**Data supplied:**
[BEGIN]
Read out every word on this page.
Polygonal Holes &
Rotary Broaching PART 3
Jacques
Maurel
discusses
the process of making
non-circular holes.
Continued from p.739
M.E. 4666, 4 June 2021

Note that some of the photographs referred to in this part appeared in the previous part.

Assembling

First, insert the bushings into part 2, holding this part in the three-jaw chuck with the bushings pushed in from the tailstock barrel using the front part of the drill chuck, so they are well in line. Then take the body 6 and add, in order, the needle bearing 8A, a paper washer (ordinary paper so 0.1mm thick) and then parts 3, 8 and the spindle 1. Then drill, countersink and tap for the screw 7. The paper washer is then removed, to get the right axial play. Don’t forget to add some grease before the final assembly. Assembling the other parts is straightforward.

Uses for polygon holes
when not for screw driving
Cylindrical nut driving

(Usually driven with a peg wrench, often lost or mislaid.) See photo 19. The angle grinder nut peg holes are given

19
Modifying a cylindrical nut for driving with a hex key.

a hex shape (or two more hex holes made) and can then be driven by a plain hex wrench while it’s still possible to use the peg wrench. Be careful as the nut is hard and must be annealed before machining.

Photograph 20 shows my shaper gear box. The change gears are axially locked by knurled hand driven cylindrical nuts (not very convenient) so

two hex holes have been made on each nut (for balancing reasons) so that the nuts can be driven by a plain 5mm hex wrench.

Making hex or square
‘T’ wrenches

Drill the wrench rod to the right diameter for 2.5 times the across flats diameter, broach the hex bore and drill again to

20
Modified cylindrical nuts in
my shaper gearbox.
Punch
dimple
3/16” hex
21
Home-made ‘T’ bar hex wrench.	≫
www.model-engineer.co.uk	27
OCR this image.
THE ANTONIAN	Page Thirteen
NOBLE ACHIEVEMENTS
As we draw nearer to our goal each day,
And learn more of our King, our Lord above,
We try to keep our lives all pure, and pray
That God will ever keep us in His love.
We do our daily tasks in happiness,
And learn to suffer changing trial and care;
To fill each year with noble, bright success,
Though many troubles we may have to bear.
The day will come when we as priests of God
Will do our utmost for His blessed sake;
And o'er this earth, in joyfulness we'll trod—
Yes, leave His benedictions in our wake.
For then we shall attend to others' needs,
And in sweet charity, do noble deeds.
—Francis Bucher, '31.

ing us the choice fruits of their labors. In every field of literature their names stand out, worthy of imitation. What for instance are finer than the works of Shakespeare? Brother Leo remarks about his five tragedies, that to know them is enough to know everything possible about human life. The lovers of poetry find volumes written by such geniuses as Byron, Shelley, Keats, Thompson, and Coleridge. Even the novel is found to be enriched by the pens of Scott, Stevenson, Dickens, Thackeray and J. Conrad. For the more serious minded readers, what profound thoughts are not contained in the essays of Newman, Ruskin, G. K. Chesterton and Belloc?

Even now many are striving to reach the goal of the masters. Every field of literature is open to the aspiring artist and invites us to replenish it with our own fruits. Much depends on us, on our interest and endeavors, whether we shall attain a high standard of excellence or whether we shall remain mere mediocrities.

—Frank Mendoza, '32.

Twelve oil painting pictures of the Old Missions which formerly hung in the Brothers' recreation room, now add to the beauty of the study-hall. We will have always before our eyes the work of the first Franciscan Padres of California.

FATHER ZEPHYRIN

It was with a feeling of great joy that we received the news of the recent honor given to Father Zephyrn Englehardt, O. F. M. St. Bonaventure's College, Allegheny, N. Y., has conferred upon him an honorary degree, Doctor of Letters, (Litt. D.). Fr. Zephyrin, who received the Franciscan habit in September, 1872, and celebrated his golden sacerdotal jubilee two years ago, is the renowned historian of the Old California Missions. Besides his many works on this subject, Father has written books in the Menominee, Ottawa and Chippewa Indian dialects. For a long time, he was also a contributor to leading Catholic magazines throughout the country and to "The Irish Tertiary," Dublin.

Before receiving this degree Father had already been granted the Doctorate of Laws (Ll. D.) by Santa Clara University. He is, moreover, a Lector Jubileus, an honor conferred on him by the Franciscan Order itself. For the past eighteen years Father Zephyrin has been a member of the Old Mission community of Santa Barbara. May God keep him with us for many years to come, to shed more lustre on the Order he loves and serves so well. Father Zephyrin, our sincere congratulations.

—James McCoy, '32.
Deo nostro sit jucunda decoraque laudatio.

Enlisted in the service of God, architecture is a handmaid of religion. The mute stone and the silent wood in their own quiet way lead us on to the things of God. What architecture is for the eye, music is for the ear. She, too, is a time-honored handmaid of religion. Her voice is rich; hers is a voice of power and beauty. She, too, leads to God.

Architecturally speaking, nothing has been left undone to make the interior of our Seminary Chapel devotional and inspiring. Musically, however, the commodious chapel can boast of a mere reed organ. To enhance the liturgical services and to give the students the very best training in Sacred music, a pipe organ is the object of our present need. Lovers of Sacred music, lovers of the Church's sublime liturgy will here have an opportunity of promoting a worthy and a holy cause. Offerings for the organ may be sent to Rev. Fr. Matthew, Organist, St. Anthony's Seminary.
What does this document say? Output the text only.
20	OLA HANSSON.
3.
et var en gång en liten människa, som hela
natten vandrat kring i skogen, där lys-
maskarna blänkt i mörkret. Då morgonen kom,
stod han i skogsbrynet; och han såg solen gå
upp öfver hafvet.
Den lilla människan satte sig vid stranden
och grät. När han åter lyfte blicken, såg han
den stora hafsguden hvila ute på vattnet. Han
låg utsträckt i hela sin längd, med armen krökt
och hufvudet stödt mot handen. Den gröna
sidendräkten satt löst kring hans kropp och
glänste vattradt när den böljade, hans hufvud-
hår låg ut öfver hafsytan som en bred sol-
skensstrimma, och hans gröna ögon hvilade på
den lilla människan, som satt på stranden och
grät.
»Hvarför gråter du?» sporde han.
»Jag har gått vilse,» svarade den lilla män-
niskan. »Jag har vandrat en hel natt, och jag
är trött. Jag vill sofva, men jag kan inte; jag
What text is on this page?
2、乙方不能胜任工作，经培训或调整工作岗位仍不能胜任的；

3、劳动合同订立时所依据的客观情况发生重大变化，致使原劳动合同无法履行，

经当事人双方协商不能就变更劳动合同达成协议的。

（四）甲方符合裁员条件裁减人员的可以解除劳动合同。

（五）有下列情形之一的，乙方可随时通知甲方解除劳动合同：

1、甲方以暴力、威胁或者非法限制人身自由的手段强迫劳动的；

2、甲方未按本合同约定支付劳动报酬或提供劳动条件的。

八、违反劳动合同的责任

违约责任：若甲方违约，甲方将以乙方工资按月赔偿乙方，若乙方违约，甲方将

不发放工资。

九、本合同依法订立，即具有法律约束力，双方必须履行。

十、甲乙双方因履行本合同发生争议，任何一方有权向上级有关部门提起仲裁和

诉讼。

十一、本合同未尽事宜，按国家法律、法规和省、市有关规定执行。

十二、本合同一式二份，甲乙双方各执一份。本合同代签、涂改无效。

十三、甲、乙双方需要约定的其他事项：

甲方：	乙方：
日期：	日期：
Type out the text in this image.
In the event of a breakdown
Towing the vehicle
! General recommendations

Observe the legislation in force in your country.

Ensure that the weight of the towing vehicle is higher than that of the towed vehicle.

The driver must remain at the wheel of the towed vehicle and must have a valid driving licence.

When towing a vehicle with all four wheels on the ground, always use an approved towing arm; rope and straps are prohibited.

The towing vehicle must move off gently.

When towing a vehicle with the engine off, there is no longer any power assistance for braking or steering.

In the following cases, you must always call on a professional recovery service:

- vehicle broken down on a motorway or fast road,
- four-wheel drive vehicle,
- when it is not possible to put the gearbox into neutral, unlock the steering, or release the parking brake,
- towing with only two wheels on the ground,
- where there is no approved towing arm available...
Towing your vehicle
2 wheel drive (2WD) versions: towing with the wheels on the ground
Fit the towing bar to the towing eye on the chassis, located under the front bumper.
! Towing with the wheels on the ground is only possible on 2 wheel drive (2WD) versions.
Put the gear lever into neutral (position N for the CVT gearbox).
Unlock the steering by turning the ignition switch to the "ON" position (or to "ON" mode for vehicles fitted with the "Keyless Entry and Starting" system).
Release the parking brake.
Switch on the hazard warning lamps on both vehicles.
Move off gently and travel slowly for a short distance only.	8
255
[END]
**What to work on:**
Set down exactly what runs from the line with "What text is on this page?" to the last line of the data above, including both of those lines and no others.

**The result:**
What text is on this page?
2、乙方不能胜任工作，经培训或调整工作岗位仍不能胜任的；

3、劳动合同订立时所依据的客观情况发生重大变化，致使原劳动合同无法履行，

经当事人双方协商不能就变更劳动合同达成协议的。

（四）甲方符合裁员条件裁减人员的可以解除劳动合同。

（五）有下列情形之一的，乙方可随时通知甲方解除劳动合同：

1、甲方以暴力、威胁或者非法限制人身自由的手段强迫劳动的；

2、甲方未按本合同约定支付劳动报酬或提供劳动条件的。

八、违反劳动合同的责任

违约责任：若甲方违约，甲方将以乙方工资按月赔偿乙方，若乙方违约，甲方将

不发放工资。

九、本合同依法订立，即具有法律约束力，双方必须履行。

十、甲乙双方因履行本合同发生争议，任何一方有权向上级有关部门提起仲裁和

诉讼。

十一、本合同未尽事宜，按国家法律、法规和省、市有关规定执行。

十二、本合同一式二份，甲乙双方各执一份。本合同代签、涂改无效。

十三、甲、乙双方需要约定的其他事项：

甲方：	乙方：
日期：	日期：
Type out the text in this image.
In the event of a breakdown
Towing the vehicle
! General recommendations

Observe the legislation in force in your country.

Ensure that the weight of the towing vehicle is higher than that of the towed vehicle.

The driver must remain at the wheel of the towed vehicle and must have a valid driving licence.

When towing a vehicle with all four wheels on the ground, always use an approved towing arm; rope and straps are prohibited.

The towing vehicle must move off gently.

When towing a vehicle with the engine off, there is no longer any power assistance for braking or steering.

In the following cases, you must always call on a professional recovery service:

- vehicle broken down on a motorway or fast road,
- four-wheel drive vehicle,
- when it is not possible to put the gearbox into neutral, unlock the steering, or release the parking brake,
- towing with only two wheels on the ground,
- where there is no approved towing arm available...
Towing your vehicle
2 wheel drive (2WD) versions: towing with the wheels on the ground
Fit the towing bar to the towing eye on the chassis, located under the front bumper.
! Towing with the wheels on the ground is only possible on 2 wheel drive (2WD) versions.
Put the gear lever into neutral (position N for the CVT gearbox).
Unlock the steering by turning the ignition switch to the "ON" position (or to "ON" mode for vehicles fitted with the "Keyless Entry and Starting" system).
Release the parking brake.
Switch on the hazard warning lamps on both vehicles.
Move off gently and travel slowly for a short distance only.	8
255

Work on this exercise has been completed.